▶ _MATERIAL FOR THE TASK_
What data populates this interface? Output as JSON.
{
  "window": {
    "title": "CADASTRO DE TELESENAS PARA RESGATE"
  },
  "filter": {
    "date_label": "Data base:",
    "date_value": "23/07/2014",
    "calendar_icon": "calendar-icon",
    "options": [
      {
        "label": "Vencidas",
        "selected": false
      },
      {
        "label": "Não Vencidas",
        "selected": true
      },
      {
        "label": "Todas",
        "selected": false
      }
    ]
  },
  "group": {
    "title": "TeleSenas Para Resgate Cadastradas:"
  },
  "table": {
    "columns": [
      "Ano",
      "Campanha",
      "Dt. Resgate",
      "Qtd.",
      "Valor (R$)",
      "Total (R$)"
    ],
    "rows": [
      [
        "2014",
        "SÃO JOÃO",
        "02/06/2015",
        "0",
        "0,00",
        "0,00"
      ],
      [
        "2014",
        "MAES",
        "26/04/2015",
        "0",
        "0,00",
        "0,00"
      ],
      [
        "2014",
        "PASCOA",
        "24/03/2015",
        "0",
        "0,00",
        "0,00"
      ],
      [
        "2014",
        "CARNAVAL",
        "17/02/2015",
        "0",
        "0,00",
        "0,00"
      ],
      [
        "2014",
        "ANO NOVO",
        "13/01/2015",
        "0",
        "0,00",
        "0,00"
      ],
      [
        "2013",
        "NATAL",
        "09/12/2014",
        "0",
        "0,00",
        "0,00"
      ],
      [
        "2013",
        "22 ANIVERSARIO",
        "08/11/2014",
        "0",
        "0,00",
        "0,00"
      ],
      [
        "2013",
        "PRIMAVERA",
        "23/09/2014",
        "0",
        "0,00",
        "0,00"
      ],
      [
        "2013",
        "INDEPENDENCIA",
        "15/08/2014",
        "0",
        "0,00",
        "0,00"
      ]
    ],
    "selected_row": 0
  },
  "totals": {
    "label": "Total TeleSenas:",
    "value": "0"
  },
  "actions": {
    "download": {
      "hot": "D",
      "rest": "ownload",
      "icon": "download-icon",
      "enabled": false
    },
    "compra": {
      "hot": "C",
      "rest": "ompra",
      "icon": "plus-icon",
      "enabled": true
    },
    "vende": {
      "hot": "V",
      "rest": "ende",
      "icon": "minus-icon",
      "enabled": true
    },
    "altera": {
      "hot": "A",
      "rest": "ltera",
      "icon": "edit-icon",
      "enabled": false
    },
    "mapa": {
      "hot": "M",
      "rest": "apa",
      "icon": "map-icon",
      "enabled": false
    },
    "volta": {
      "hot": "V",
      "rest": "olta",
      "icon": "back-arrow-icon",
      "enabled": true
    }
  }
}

▶ _AIM OF THE EXERCISE_
From the data above, extract every line in its exact form.

▶ _OUTPUT FOR THIS TASK_
What data populates this interface? Output as JSON.
{
  "window": {
    "title": "CADASTRO DE TELESENAS PARA RESGATE"
  },
  "filter": {
    "date_label": "Data base:",
    "date_value": "23/07/2014",
    "calendar_icon": "calendar-icon",
    "options": [
      {
        "label": "Vencidas",
        "selected": false
      },
      {
        "label": "Não Vencidas",
        "selected": true
      },
      {
        "label": "Todas",
        "selected": false
      }
    ]
  },
  "group": {
    "title": "TeleSenas Para Resgate Cadastradas:"
  },
  "table": {
    "columns": [
      "Ano",
      "Campanha",
      "Dt. Resgate",
      "Qtd.",
      "Valor (R$)",
      "Total (R$)"
    ],
    "rows": [
      [
        "2014",
        "SÃO JOÃO",
        "02/06/2015",
        "0",
        "0,00",
        "0,00"
      ],
      [
        "2014",
        "MAES",
        "26/04/2015",
        "0",
        "0,00",
        "0,00"
      ],
      [
        "2014",
        "PASCOA",
        "24/03/2015",
        "0",
        "0,00",
        "0,00"
      ],
      [
        "2014",
        "CARNAVAL",
        "17/02/2015",
        "0",
        "0,00",
        "0,00"
      ],
      [
        "2014",
        "ANO NOVO",
        "13/01/2015",
        "0",
        "0,00",
        "0,00"
      ],
      [
        "2013",
        "NATAL",
        "09/12/2014",
        "0",
        "0,00",
        "0,00"
      ],
      [
        "2013",
        "22 ANIVERSARIO",
        "08/11/2014",
        "0",
        "0,00",
        "0,00"
      ],
      [
        "2013",
        "PRIMAVERA",
        "23/09/2014",
        "0",
        "0,00",
        "0,00"
      ],
      [
        "2013",
        "INDEPENDENCIA",
        "15/08/2014",
        "0",
        "0,00",
        "0,00"
      ]
    ],
    "selected_row": 0
  },
  "totals": {
    "label": "Total TeleSenas:",
    "value": "0"
  },
  "actions": {
    "download": {
      "hot": "D",
      "rest": "ownload",
      "icon": "download-icon",
      "enabled": false
    },
    "compra": {
      "hot": "C",
      "rest": "ompra",
      "icon": "plus-icon",
      "enabled": true
    },
    "vende": {
      "hot": "V",
      "rest": "ende",
      "icon": "minus-icon",
      "enabled": true
    },
    "altera": {
      "hot": "A",
      "rest": "ltera",
      "icon": "edit-icon",
      "enabled": false
    },
    "mapa": {
      "hot": "M",
      "rest": "apa",
      "icon": "map-icon",
      "enabled": false
    },
    "volta": {
      "hot": "V",
      "rest": "olta",
      "icon": "back-arrow-icon",
      "enabled": true
    }
  }
}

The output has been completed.